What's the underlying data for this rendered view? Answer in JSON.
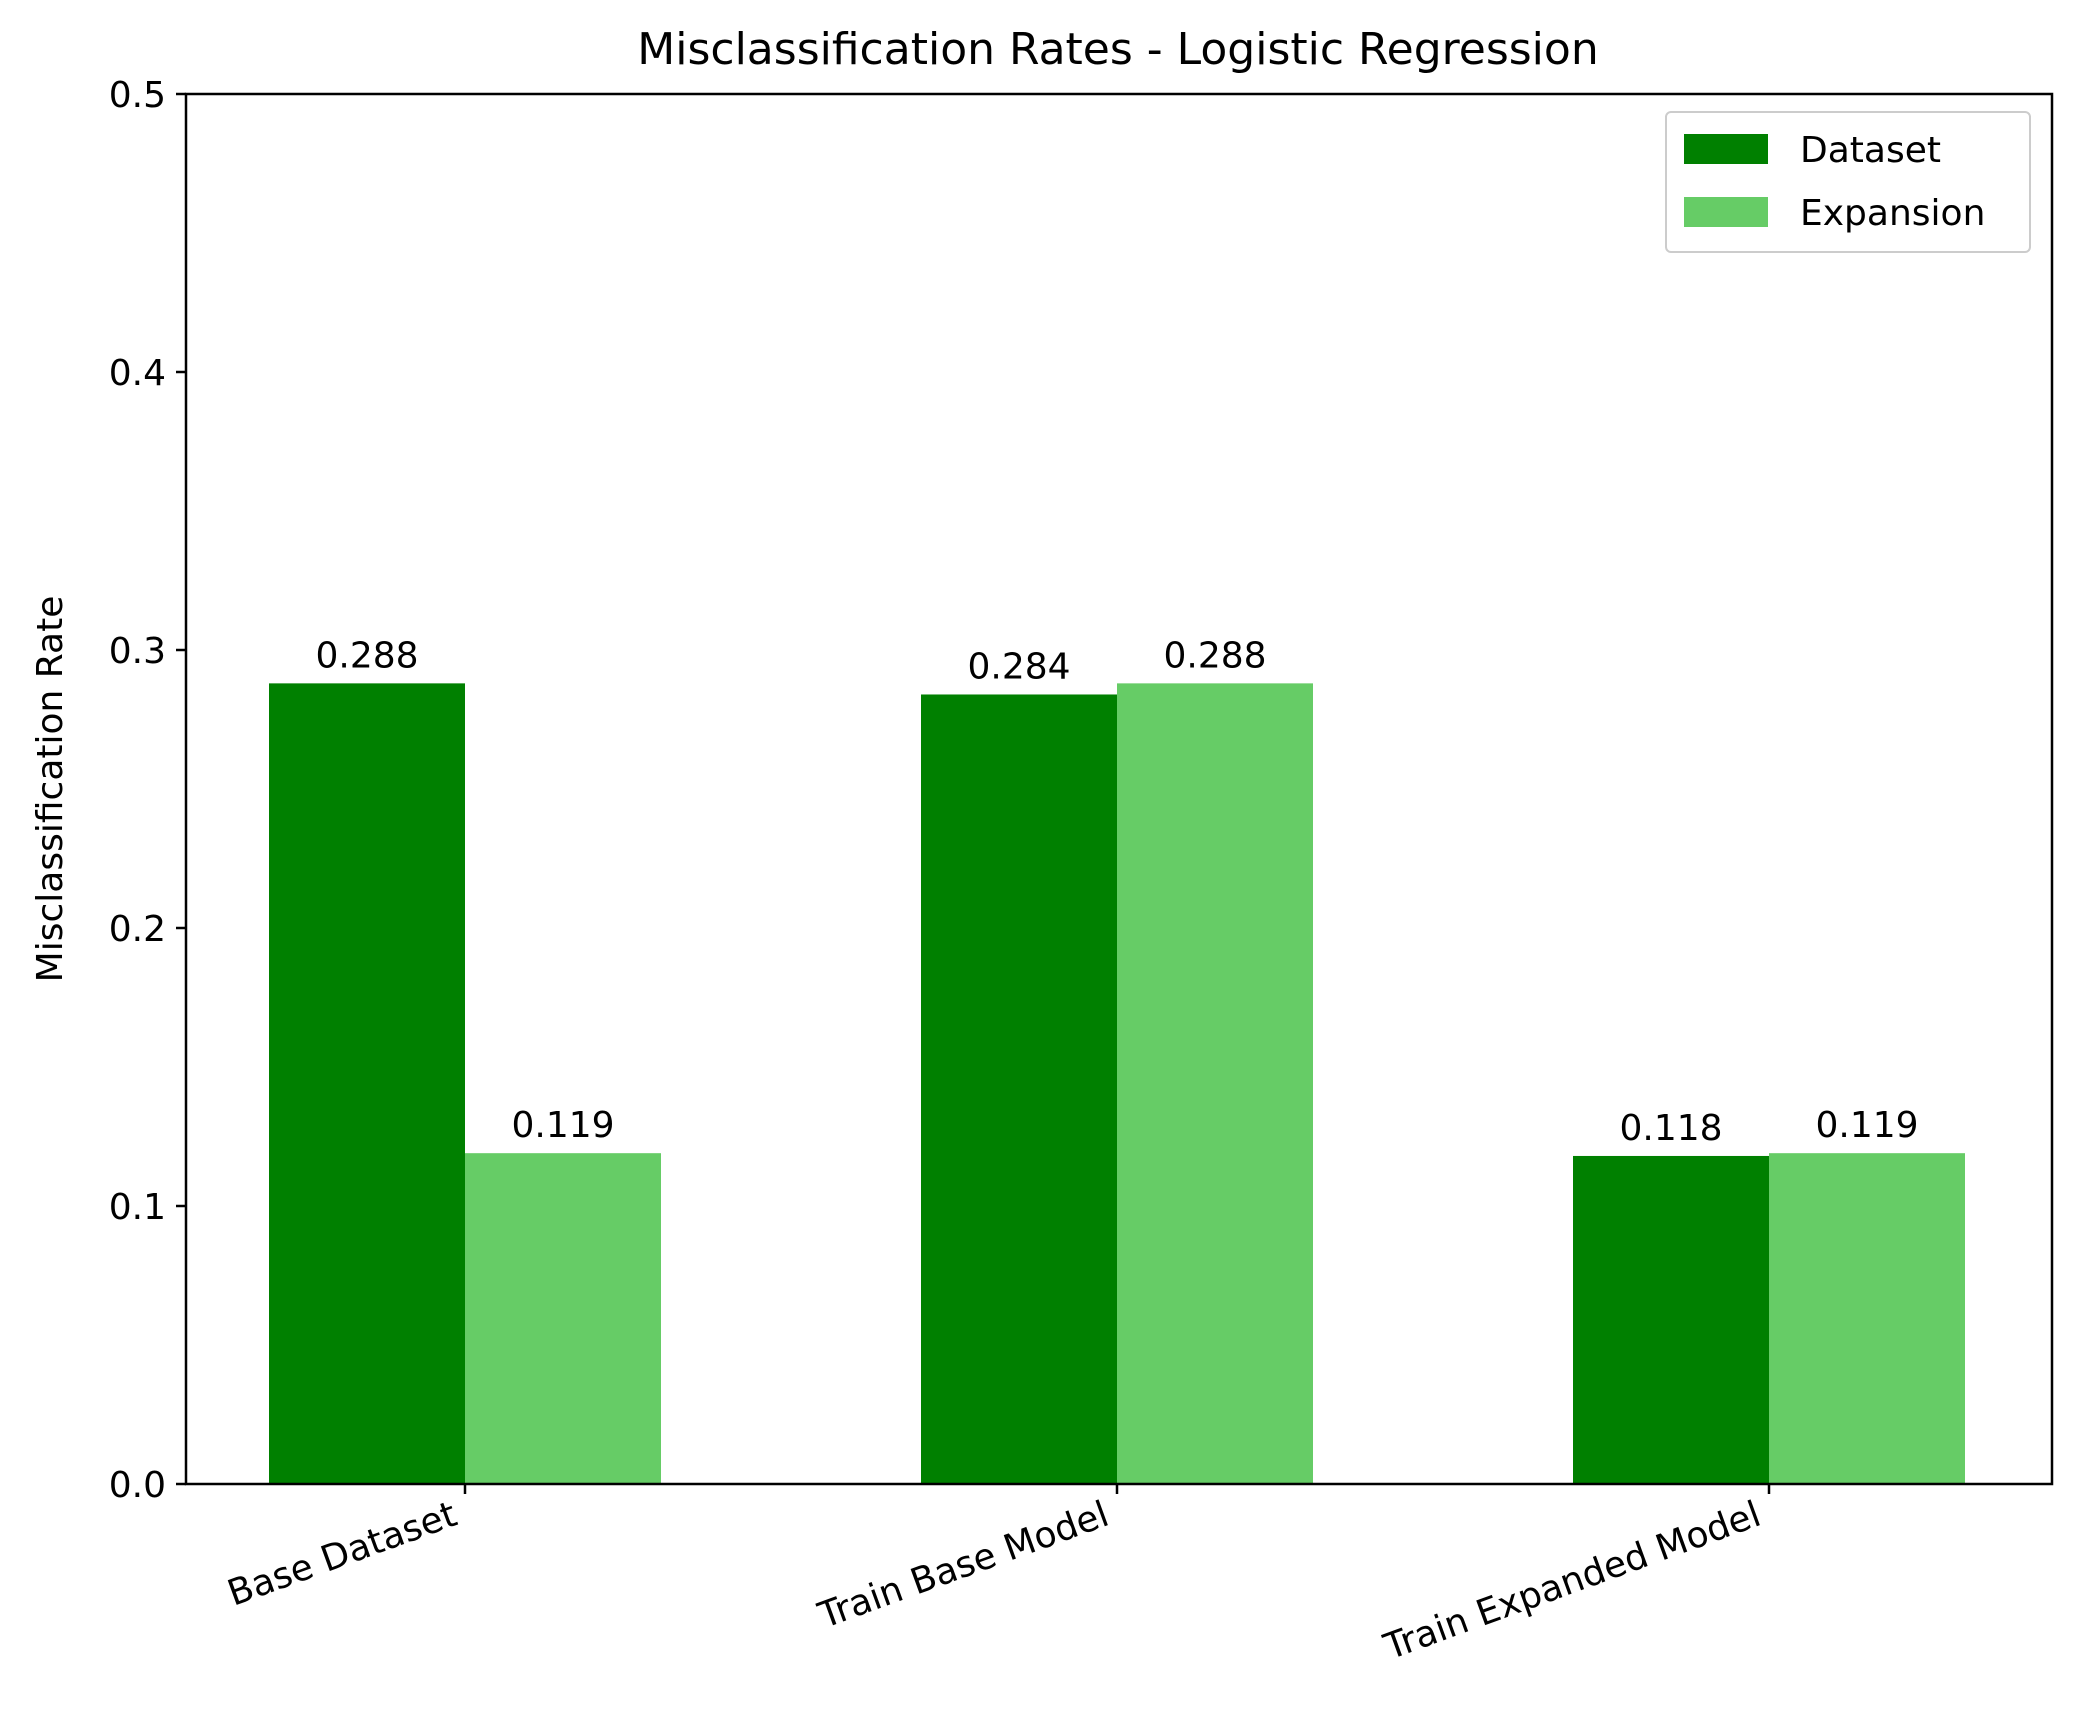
{
  "chart_data": {
    "type": "bar",
    "title": "Misclassification Rates - Logistic Regression",
    "xlabel": "",
    "ylabel": "Misclassification Rate",
    "ylim": [
      0,
      0.5
    ],
    "yticks": [
      "0.0",
      "0.1",
      "0.2",
      "0.3",
      "0.4",
      "0.5"
    ],
    "categories": [
      "Base Dataset",
      "Train Base Model",
      "Train Expanded Model"
    ],
    "series": [
      {
        "name": "Dataset",
        "color": "#008000",
        "values": [
          0.288,
          0.284,
          0.118
        ],
        "labels": [
          "0.288",
          "0.284",
          "0.118"
        ]
      },
      {
        "name": "Expansion",
        "color": "#66cc66",
        "values": [
          0.119,
          0.288,
          0.119
        ],
        "labels": [
          "0.119",
          "0.288",
          "0.119"
        ]
      }
    ],
    "legend": "top-right",
    "grid": false
  }
}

+--

YOUR GOAL >>
Print every record above exactly as written, leaving out the pictures.

THE REPLY >>
What's the underlying data for this rendered view? Answer in JSON.
{
  "chart_data": {
    "type": "bar",
    "title": "Misclassification Rates - Logistic Regression",
    "xlabel": "",
    "ylabel": "Misclassification Rate",
    "ylim": [
      0,
      0.5
    ],
    "yticks": [
      "0.0",
      "0.1",
      "0.2",
      "0.3",
      "0.4",
      "0.5"
    ],
    "categories": [
      "Base Dataset",
      "Train Base Model",
      "Train Expanded Model"
    ],
    "series": [
      {
        "name": "Dataset",
        "color": "#008000",
        "values": [
          0.288,
          0.284,
          0.118
        ],
        "labels": [
          "0.288",
          "0.284",
          "0.118"
        ]
      },
      {
        "name": "Expansion",
        "color": "#66cc66",
        "values": [
          0.119,
          0.288,
          0.119
        ],
        "labels": [
          "0.119",
          "0.288",
          "0.119"
        ]
      }
    ],
    "legend": "top-right",
    "grid": false
  }
}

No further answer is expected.